● Task to carry out
Set down the material below in full, matching it exactly.

Saved entries

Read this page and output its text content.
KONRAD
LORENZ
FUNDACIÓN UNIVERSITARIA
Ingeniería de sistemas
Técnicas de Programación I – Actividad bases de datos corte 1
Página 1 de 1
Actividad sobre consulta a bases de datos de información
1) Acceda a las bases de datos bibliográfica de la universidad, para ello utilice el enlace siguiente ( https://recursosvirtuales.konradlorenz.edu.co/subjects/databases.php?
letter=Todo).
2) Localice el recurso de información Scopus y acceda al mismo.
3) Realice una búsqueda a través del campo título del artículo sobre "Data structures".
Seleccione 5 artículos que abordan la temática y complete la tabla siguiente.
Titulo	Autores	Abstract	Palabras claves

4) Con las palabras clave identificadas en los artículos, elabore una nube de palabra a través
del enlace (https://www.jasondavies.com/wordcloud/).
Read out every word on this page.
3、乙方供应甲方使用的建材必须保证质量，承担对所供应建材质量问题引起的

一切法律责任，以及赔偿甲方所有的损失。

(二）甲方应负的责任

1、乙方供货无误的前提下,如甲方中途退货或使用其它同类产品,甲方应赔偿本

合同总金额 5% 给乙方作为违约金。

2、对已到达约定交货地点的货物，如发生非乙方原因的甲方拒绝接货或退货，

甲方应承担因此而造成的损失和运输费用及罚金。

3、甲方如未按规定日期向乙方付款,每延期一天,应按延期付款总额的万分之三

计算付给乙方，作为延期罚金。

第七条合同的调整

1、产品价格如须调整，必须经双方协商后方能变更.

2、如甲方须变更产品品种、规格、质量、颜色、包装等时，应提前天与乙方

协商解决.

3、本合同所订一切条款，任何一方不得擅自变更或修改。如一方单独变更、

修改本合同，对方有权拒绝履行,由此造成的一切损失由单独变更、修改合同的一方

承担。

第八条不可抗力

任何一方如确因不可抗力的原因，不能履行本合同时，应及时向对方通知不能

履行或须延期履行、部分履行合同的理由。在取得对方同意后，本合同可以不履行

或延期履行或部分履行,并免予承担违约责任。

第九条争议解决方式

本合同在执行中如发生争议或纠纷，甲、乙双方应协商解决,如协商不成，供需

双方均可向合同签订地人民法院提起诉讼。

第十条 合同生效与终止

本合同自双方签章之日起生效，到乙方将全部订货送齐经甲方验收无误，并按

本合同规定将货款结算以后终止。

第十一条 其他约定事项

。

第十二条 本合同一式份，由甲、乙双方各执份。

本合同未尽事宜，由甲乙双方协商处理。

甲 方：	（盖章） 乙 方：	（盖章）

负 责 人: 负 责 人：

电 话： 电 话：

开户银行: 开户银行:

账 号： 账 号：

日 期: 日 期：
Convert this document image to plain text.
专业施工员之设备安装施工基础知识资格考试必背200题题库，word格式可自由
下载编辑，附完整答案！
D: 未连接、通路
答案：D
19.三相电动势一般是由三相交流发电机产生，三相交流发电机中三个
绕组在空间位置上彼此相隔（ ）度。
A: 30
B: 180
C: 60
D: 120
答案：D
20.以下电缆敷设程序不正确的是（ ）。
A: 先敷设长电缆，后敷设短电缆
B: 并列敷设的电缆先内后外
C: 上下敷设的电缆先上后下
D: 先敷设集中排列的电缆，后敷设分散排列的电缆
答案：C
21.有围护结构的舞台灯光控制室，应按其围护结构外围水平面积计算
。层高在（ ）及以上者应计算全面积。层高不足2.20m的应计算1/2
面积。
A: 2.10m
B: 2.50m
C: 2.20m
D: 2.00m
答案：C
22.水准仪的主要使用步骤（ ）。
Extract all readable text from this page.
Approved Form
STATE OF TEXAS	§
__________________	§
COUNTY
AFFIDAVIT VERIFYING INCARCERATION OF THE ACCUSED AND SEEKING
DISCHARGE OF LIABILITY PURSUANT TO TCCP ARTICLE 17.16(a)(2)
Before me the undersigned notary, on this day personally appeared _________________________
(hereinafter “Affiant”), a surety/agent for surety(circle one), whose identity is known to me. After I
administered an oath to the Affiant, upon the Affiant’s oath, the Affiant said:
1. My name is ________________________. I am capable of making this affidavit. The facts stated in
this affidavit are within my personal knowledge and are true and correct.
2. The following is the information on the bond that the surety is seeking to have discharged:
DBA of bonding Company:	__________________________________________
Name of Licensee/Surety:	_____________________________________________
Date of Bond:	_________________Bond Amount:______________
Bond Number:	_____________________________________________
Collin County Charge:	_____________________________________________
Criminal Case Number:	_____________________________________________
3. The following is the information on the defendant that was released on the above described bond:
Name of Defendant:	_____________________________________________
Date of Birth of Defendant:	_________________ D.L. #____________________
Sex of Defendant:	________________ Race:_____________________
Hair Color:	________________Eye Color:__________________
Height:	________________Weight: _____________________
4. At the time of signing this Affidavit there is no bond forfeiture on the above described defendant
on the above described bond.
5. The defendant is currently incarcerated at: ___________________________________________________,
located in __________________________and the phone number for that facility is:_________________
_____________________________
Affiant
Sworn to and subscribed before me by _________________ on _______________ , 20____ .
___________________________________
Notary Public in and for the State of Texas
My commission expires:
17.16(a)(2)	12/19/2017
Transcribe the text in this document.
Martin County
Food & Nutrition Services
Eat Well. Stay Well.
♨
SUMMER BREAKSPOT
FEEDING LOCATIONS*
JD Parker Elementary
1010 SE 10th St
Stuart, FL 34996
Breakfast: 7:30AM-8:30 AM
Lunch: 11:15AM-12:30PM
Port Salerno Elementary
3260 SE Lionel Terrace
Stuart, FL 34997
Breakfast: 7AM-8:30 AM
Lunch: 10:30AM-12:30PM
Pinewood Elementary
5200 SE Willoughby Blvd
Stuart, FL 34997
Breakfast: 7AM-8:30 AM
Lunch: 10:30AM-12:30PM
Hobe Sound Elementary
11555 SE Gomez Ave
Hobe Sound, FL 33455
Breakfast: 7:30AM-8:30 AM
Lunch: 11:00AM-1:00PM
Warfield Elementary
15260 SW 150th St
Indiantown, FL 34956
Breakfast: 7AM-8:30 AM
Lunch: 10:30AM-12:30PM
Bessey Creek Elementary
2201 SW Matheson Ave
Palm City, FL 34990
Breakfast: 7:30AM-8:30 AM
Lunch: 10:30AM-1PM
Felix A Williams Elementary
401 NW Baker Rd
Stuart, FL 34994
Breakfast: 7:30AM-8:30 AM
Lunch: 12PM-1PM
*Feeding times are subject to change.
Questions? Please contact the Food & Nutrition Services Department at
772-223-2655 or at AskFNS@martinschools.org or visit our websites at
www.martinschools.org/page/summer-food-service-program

● Output below
Read this page and output its text content.
KONRAD
LORENZ
FUNDACIÓN UNIVERSITARIA
Ingeniería de sistemas
Técnicas de Programación I – Actividad bases de datos corte 1
Página 1 de 1
Actividad sobre consulta a bases de datos de información
1) Acceda a las bases de datos bibliográfica de la universidad, para ello utilice el enlace siguiente ( https://recursosvirtuales.konradlorenz.edu.co/subjects/databases.php?
letter=Todo).
2) Localice el recurso de información Scopus y acceda al mismo.
3) Realice una búsqueda a través del campo título del artículo sobre "Data structures".
Seleccione 5 artículos que abordan la temática y complete la tabla siguiente.
Titulo	Autores	Abstract	Palabras claves

4) Con las palabras clave identificadas en los artículos, elabore una nube de palabra a través
del enlace (https://www.jasondavies.com/wordcloud/).
Read out every word on this page.
3、乙方供应甲方使用的建材必须保证质量，承担对所供应建材质量问题引起的

一切法律责任，以及赔偿甲方所有的损失。

(二）甲方应负的责任

1、乙方供货无误的前提下,如甲方中途退货或使用其它同类产品,甲方应赔偿本

合同总金额 5% 给乙方作为违约金。

2、对已到达约定交货地点的货物，如发生非乙方原因的甲方拒绝接货或退货，

甲方应承担因此而造成的损失和运输费用及罚金。

3、甲方如未按规定日期向乙方付款,每延期一天,应按延期付款总额的万分之三

计算付给乙方，作为延期罚金。

第七条合同的调整

1、产品价格如须调整，必须经双方协商后方能变更.

2、如甲方须变更产品品种、规格、质量、颜色、包装等时，应提前天与乙方

协商解决.

3、本合同所订一切条款，任何一方不得擅自变更或修改。如一方单独变更、

修改本合同，对方有权拒绝履行,由此造成的一切损失由单独变更、修改合同的一方

承担。

第八条不可抗力

任何一方如确因不可抗力的原因，不能履行本合同时，应及时向对方通知不能

履行或须延期履行、部分履行合同的理由。在取得对方同意后，本合同可以不履行

或延期履行或部分履行,并免予承担违约责任。

第九条争议解决方式

本合同在执行中如发生争议或纠纷，甲、乙双方应协商解决,如协商不成，供需

双方均可向合同签订地人民法院提起诉讼。

第十条 合同生效与终止

本合同自双方签章之日起生效，到乙方将全部订货送齐经甲方验收无误，并按

本合同规定将货款结算以后终止。

第十一条 其他约定事项

。

第十二条 本合同一式份，由甲、乙双方各执份。

本合同未尽事宜，由甲乙双方协商处理。

甲 方：	（盖章） 乙 方：	（盖章）

负 责 人: 负 责 人：

电 话： 电 话：

开户银行: 开户银行:

账 号： 账 号：

日 期: 日 期：
Convert this document image to plain text.
专业施工员之设备安装施工基础知识资格考试必背200题题库，word格式可自由
下载编辑，附完整答案！
D: 未连接、通路
答案：D
19.三相电动势一般是由三相交流发电机产生，三相交流发电机中三个
绕组在空间位置上彼此相隔（ ）度。
A: 30
B: 180
C: 60
D: 120
答案：D
20.以下电缆敷设程序不正确的是（ ）。
A: 先敷设长电缆，后敷设短电缆
B: 并列敷设的电缆先内后外
C: 上下敷设的电缆先上后下
D: 先敷设集中排列的电缆，后敷设分散排列的电缆
答案：C
21.有围护结构的舞台灯光控制室，应按其围护结构外围水平面积计算
。层高在（ ）及以上者应计算全面积。层高不足2.20m的应计算1/2
面积。
A: 2.10m
B: 2.50m
C: 2.20m
D: 2.00m
答案：C
22.水准仪的主要使用步骤（ ）。
Extract all readable text from this page.
Approved Form
STATE OF TEXAS	§
__________________	§
COUNTY
AFFIDAVIT VERIFYING INCARCERATION OF THE ACCUSED AND SEEKING
DISCHARGE OF LIABILITY PURSUANT TO TCCP ARTICLE 17.16(a)(2)
Before me the undersigned notary, on this day personally appeared _________________________
(hereinafter “Affiant”), a surety/agent for surety(circle one), whose identity is known to me. After I
administered an oath to the Affiant, upon the Affiant’s oath, the Affiant said:
1. My name is ________________________. I am capable of making this affidavit. The facts stated in
this affidavit are within my personal knowledge and are true and correct.
2. The following is the information on the bond that the surety is seeking to have discharged:
DBA of bonding Company:	__________________________________________
Name of Licensee/Surety:	_____________________________________________
Date of Bond:	_________________Bond Amount:______________
Bond Number:	_____________________________________________
Collin County Charge:	_____________________________________________
Criminal Case Number:	_____________________________________________
3. The following is the information on the defendant that was released on the above described bond:
Name of Defendant:	_____________________________________________
Date of Birth of Defendant:	_________________ D.L. #____________________
Sex of Defendant:	________________ Race:_____________________
Hair Color:	________________Eye Color:__________________
Height:	________________Weight: _____________________
4. At the time of signing this Affidavit there is no bond forfeiture on the above described defendant
on the above described bond.
5. The defendant is currently incarcerated at: ___________________________________________________,
located in __________________________and the phone number for that facility is:_________________
_____________________________
Affiant
Sworn to and subscribed before me by _________________ on _______________ , 20____ .
___________________________________
Notary Public in and for the State of Texas
My commission expires:
17.16(a)(2)	12/19/2017
Transcribe the text in this document.
Martin County
Food & Nutrition Services
Eat Well. Stay Well.
♨
SUMMER BREAKSPOT
FEEDING LOCATIONS*
JD Parker Elementary
1010 SE 10th St
Stuart, FL 34996
Breakfast: 7:30AM-8:30 AM
Lunch: 11:15AM-12:30PM
Port Salerno Elementary
3260 SE Lionel Terrace
Stuart, FL 34997
Breakfast: 7AM-8:30 AM
Lunch: 10:30AM-12:30PM
Pinewood Elementary
5200 SE Willoughby Blvd
Stuart, FL 34997
Breakfast: 7AM-8:30 AM
Lunch: 10:30AM-12:30PM
Hobe Sound Elementary
11555 SE Gomez Ave
Hobe Sound, FL 33455
Breakfast: 7:30AM-8:30 AM
Lunch: 11:00AM-1:00PM
Warfield Elementary
15260 SW 150th St
Indiantown, FL 34956
Breakfast: 7AM-8:30 AM
Lunch: 10:30AM-12:30PM
Bessey Creek Elementary
2201 SW Matheson Ave
Palm City, FL 34990
Breakfast: 7:30AM-8:30 AM
Lunch: 10:30AM-1PM
Felix A Williams Elementary
401 NW Baker Rd
Stuart, FL 34994
Breakfast: 7:30AM-8:30 AM
Lunch: 12PM-1PM
*Feeding times are subject to change.
Questions? Please contact the Food & Nutrition Services Department at
772-223-2655 or at AskFNS@martinschools.org or visit our websites at
www.martinschools.org/page/summer-food-service-program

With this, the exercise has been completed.